» **TASK STATEMENT**
Your task is to reproduce the material exactly.

===== ENTRIES SHOWN =====

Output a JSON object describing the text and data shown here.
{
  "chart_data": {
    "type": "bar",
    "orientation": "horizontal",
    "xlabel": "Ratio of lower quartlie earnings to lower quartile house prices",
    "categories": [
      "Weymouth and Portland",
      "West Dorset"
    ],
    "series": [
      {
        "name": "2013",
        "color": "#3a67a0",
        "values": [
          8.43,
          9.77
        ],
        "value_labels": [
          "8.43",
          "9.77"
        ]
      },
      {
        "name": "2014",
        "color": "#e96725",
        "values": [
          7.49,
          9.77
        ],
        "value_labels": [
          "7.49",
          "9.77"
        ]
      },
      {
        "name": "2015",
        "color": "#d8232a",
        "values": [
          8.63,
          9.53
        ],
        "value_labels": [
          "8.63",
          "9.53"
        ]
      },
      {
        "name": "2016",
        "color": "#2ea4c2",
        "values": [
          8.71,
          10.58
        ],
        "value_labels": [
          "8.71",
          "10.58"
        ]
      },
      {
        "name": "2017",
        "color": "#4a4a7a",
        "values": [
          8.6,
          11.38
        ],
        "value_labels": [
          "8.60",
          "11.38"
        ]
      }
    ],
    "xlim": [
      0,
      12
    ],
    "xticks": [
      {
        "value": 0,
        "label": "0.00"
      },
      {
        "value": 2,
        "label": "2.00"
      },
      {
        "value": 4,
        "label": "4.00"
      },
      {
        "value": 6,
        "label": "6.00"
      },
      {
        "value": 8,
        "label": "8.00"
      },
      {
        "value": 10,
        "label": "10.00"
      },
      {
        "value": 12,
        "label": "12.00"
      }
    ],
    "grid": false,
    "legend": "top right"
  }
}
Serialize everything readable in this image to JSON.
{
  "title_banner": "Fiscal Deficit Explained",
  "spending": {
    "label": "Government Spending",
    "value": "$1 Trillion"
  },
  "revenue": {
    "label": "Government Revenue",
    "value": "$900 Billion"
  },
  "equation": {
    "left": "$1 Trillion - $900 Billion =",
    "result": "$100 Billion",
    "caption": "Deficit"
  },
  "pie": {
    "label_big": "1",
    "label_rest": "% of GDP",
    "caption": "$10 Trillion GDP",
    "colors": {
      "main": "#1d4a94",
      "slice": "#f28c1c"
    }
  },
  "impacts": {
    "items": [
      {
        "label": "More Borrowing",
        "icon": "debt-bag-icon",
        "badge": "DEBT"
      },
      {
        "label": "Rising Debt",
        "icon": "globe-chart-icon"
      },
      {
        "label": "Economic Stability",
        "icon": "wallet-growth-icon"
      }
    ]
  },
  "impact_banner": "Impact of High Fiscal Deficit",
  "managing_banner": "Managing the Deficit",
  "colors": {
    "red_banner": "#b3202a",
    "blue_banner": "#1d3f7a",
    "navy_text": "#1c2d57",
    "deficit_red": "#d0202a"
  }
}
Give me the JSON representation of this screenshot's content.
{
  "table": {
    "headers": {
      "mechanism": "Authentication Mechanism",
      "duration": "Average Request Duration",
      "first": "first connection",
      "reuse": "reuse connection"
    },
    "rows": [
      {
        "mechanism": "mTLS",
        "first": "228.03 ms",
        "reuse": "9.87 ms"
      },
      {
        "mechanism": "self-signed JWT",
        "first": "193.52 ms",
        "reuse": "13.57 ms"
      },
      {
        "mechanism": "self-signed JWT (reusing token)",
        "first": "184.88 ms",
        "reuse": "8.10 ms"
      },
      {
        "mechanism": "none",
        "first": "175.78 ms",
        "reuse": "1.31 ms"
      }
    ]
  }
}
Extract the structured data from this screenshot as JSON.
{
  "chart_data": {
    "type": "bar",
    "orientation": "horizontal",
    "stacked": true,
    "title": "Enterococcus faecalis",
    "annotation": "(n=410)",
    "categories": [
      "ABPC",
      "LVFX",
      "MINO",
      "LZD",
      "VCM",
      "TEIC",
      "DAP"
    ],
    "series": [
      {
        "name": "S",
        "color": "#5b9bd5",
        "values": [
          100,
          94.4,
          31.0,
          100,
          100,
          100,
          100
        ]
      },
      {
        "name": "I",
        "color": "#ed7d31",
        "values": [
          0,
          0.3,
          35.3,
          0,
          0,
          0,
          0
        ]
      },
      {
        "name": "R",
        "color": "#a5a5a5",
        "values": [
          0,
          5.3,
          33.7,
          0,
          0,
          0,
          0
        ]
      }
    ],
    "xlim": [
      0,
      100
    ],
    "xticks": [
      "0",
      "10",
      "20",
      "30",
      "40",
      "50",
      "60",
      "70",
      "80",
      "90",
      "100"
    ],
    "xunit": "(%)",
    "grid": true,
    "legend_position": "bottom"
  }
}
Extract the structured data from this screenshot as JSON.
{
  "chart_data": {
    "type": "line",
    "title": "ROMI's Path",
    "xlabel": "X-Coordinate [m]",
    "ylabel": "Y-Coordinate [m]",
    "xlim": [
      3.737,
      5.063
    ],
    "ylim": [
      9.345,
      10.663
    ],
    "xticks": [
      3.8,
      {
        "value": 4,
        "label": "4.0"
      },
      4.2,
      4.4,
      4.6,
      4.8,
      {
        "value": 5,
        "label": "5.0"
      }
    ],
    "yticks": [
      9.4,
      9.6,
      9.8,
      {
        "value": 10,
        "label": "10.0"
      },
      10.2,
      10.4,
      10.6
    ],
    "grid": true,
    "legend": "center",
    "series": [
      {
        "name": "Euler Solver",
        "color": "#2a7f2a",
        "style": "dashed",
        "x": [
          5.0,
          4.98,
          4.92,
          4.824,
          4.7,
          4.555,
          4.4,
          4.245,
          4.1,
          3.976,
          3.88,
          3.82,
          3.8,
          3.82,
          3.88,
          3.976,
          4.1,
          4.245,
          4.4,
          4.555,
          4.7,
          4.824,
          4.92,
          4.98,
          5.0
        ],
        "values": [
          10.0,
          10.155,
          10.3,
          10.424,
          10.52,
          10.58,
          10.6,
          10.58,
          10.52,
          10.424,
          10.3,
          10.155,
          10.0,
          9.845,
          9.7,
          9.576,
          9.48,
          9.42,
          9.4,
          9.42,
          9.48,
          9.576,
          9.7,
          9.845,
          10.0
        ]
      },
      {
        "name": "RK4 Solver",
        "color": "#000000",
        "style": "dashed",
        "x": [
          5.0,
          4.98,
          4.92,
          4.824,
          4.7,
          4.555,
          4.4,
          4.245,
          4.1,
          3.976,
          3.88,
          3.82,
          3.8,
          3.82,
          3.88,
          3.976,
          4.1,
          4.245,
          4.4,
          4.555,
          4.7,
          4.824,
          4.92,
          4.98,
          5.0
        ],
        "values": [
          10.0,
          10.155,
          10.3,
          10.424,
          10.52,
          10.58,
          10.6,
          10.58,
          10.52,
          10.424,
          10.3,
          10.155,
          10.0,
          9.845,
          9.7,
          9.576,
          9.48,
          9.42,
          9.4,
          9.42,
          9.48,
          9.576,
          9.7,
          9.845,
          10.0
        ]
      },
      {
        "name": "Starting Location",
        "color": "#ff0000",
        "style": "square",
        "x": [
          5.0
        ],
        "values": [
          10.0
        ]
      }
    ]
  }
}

=====

» **EXERCISE OUTPUT**
Output a JSON object describing the text and data shown here.
{
  "chart_data": {
    "type": "bar",
    "orientation": "horizontal",
    "xlabel": "Ratio of lower quartlie earnings to lower quartile house prices",
    "categories": [
      "Weymouth and Portland",
      "West Dorset"
    ],
    "series": [
      {
        "name": "2013",
        "color": "#3a67a0",
        "values": [
          8.43,
          9.77
        ],
        "value_labels": [
          "8.43",
          "9.77"
        ]
      },
      {
        "name": "2014",
        "color": "#e96725",
        "values": [
          7.49,
          9.77
        ],
        "value_labels": [
          "7.49",
          "9.77"
        ]
      },
      {
        "name": "2015",
        "color": "#d8232a",
        "values": [
          8.63,
          9.53
        ],
        "value_labels": [
          "8.63",
          "9.53"
        ]
      },
      {
        "name": "2016",
        "color": "#2ea4c2",
        "values": [
          8.71,
          10.58
        ],
        "value_labels": [
          "8.71",
          "10.58"
        ]
      },
      {
        "name": "2017",
        "color": "#4a4a7a",
        "values": [
          8.6,
          11.38
        ],
        "value_labels": [
          "8.60",
          "11.38"
        ]
      }
    ],
    "xlim": [
      0,
      12
    ],
    "xticks": [
      {
        "value": 0,
        "label": "0.00"
      },
      {
        "value": 2,
        "label": "2.00"
      },
      {
        "value": 4,
        "label": "4.00"
      },
      {
        "value": 6,
        "label": "6.00"
      },
      {
        "value": 8,
        "label": "8.00"
      },
      {
        "value": 10,
        "label": "10.00"
      },
      {
        "value": 12,
        "label": "12.00"
      }
    ],
    "grid": false,
    "legend": "top right"
  }
}
Serialize everything readable in this image to JSON.
{
  "title_banner": "Fiscal Deficit Explained",
  "spending": {
    "label": "Government Spending",
    "value": "$1 Trillion"
  },
  "revenue": {
    "label": "Government Revenue",
    "value": "$900 Billion"
  },
  "equation": {
    "left": "$1 Trillion - $900 Billion =",
    "result": "$100 Billion",
    "caption": "Deficit"
  },
  "pie": {
    "label_big": "1",
    "label_rest": "% of GDP",
    "caption": "$10 Trillion GDP",
    "colors": {
      "main": "#1d4a94",
      "slice": "#f28c1c"
    }
  },
  "impacts": {
    "items": [
      {
        "label": "More Borrowing",
        "icon": "debt-bag-icon",
        "badge": "DEBT"
      },
      {
        "label": "Rising Debt",
        "icon": "globe-chart-icon"
      },
      {
        "label": "Economic Stability",
        "icon": "wallet-growth-icon"
      }
    ]
  },
  "impact_banner": "Impact of High Fiscal Deficit",
  "managing_banner": "Managing the Deficit",
  "colors": {
    "red_banner": "#b3202a",
    "blue_banner": "#1d3f7a",
    "navy_text": "#1c2d57",
    "deficit_red": "#d0202a"
  }
}
Give me the JSON representation of this screenshot's content.
{
  "table": {
    "headers": {
      "mechanism": "Authentication Mechanism",
      "duration": "Average Request Duration",
      "first": "first connection",
      "reuse": "reuse connection"
    },
    "rows": [
      {
        "mechanism": "mTLS",
        "first": "228.03 ms",
        "reuse": "9.87 ms"
      },
      {
        "mechanism": "self-signed JWT",
        "first": "193.52 ms",
        "reuse": "13.57 ms"
      },
      {
        "mechanism": "self-signed JWT (reusing token)",
        "first": "184.88 ms",
        "reuse": "8.10 ms"
      },
      {
        "mechanism": "none",
        "first": "175.78 ms",
        "reuse": "1.31 ms"
      }
    ]
  }
}
Extract the structured data from this screenshot as JSON.
{
  "chart_data": {
    "type": "bar",
    "orientation": "horizontal",
    "stacked": true,
    "title": "Enterococcus faecalis",
    "annotation": "(n=410)",
    "categories": [
      "ABPC",
      "LVFX",
      "MINO",
      "LZD",
      "VCM",
      "TEIC",
      "DAP"
    ],
    "series": [
      {
        "name": "S",
        "color": "#5b9bd5",
        "values": [
          100,
          94.4,
          31.0,
          100,
          100,
          100,
          100
        ]
      },
      {
        "name": "I",
        "color": "#ed7d31",
        "values": [
          0,
          0.3,
          35.3,
          0,
          0,
          0,
          0
        ]
      },
      {
        "name": "R",
        "color": "#a5a5a5",
        "values": [
          0,
          5.3,
          33.7,
          0,
          0,
          0,
          0
        ]
      }
    ],
    "xlim": [
      0,
      100
    ],
    "xticks": [
      "0",
      "10",
      "20",
      "30",
      "40",
      "50",
      "60",
      "70",
      "80",
      "90",
      "100"
    ],
    "xunit": "(%)",
    "grid": true,
    "legend_position": "bottom"
  }
}
Extract the structured data from this screenshot as JSON.
{
  "chart_data": {
    "type": "line",
    "title": "ROMI's Path",
    "xlabel": "X-Coordinate [m]",
    "ylabel": "Y-Coordinate [m]",
    "xlim": [
      3.737,
      5.063
    ],
    "ylim": [
      9.345,
      10.663
    ],
    "xticks": [
      3.8,
      {
        "value": 4,
        "label": "4.0"
      },
      4.2,
      4.4,
      4.6,
      4.8,
      {
        "value": 5,
        "label": "5.0"
      }
    ],
    "yticks": [
      9.4,
      9.6,
      9.8,
      {
        "value": 10,
        "label": "10.0"
      },
      10.2,
      10.4,
      10.6
    ],
    "grid": true,
    "legend": "center",
    "series": [
      {
        "name": "Euler Solver",
        "color": "#2a7f2a",
        "style": "dashed",
        "x": [
          5.0,
          4.98,
          4.92,
          4.824,
          4.7,
          4.555,
          4.4,
          4.245,
          4.1,
          3.976,
          3.88,
          3.82,
          3.8,
          3.82,
          3.88,
          3.976,
          4.1,
          4.245,
          4.4,
          4.555,
          4.7,
          4.824,
          4.92,
          4.98,
          5.0
        ],
        "values": [
          10.0,
          10.155,
          10.3,
          10.424,
          10.52,
          10.58,
          10.6,
          10.58,
          10.52,
          10.424,
          10.3,
          10.155,
          10.0,
          9.845,
          9.7,
          9.576,
          9.48,
          9.42,
          9.4,
          9.42,
          9.48,
          9.576,
          9.7,
          9.845,
          10.0
        ]
      },
      {
        "name": "RK4 Solver",
        "color": "#000000",
        "style": "dashed",
        "x": [
          5.0,
          4.98,
          4.92,
          4.824,
          4.7,
          4.555,
          4.4,
          4.245,
          4.1,
          3.976,
          3.88,
          3.82,
          3.8,
          3.82,
          3.88,
          3.976,
          4.1,
          4.245,
          4.4,
          4.555,
          4.7,
          4.824,
          4.92,
          4.98,
          5.0
        ],
        "values": [
          10.0,
          10.155,
          10.3,
          10.424,
          10.52,
          10.58,
          10.6,
          10.58,
          10.52,
          10.424,
          10.3,
          10.155,
          10.0,
          9.845,
          9.7,
          9.576,
          9.48,
          9.42,
          9.4,
          9.42,
          9.48,
          9.576,
          9.7,
          9.845,
          10.0
        ]
      },
      {
        "name": "Starting Location",
        "color": "#ff0000",
        "style": "square",
        "x": [
          5.0
        ],
        "values": [
          10.0
        ]
      }
    ]
  }
}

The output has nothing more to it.